DIRECTIONS FOR THIS TASK => Present every line in which the string "ANIMAL" appears.

RECORDS FOR THIS EXERCISE =>
————
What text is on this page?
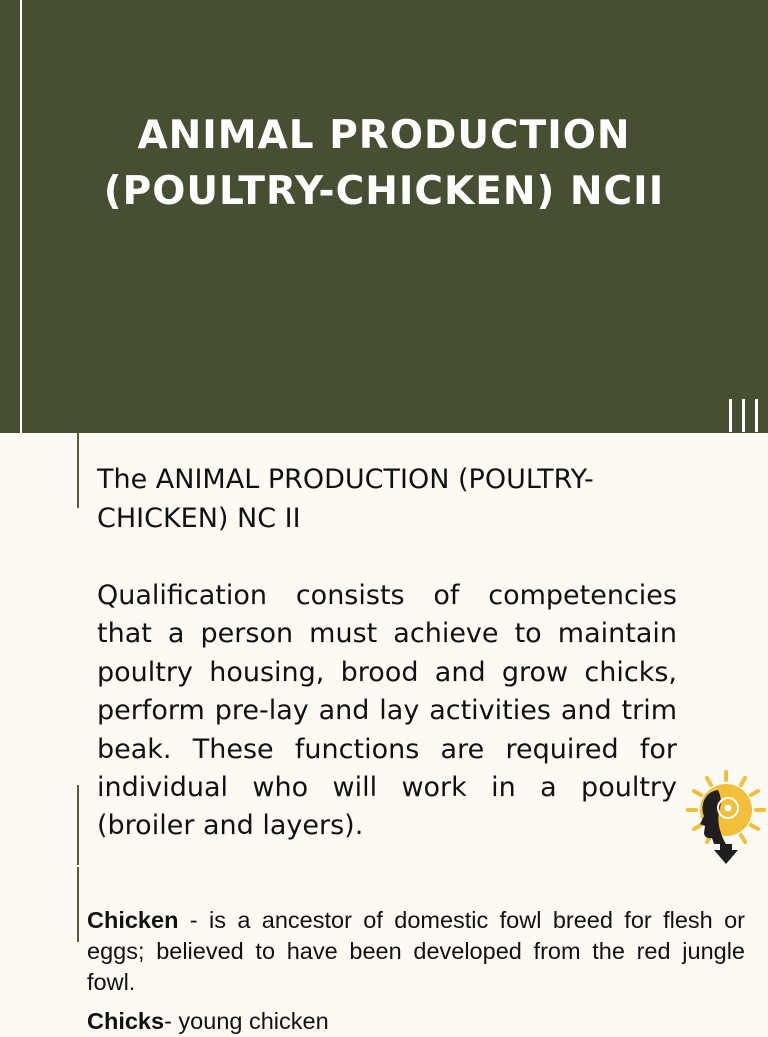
ANIMAL PRODUCTION
(POULTRY-CHICKEN) NCII
The ANIMAL PRODUCTION (POULTRY-CHICKEN) NC II
Qualification consists of competencies that a person must achieve to maintain poultry housing, brood and grow chicks, perform pre-lay and lay activities and trim beak. These functions are required for individual who will work in a poultry (broiler and layers).

Chicken - is a ancestor of domestic fowl breed for flesh or eggs; believed to have been developed from the red jungle fowl.

Chicks- young chicken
————
ANSWER TO THE PROBLEM =>
ANIMAL PRODUCTION
The ANIMAL PRODUCTION (POULTRY-CHICKEN) NC II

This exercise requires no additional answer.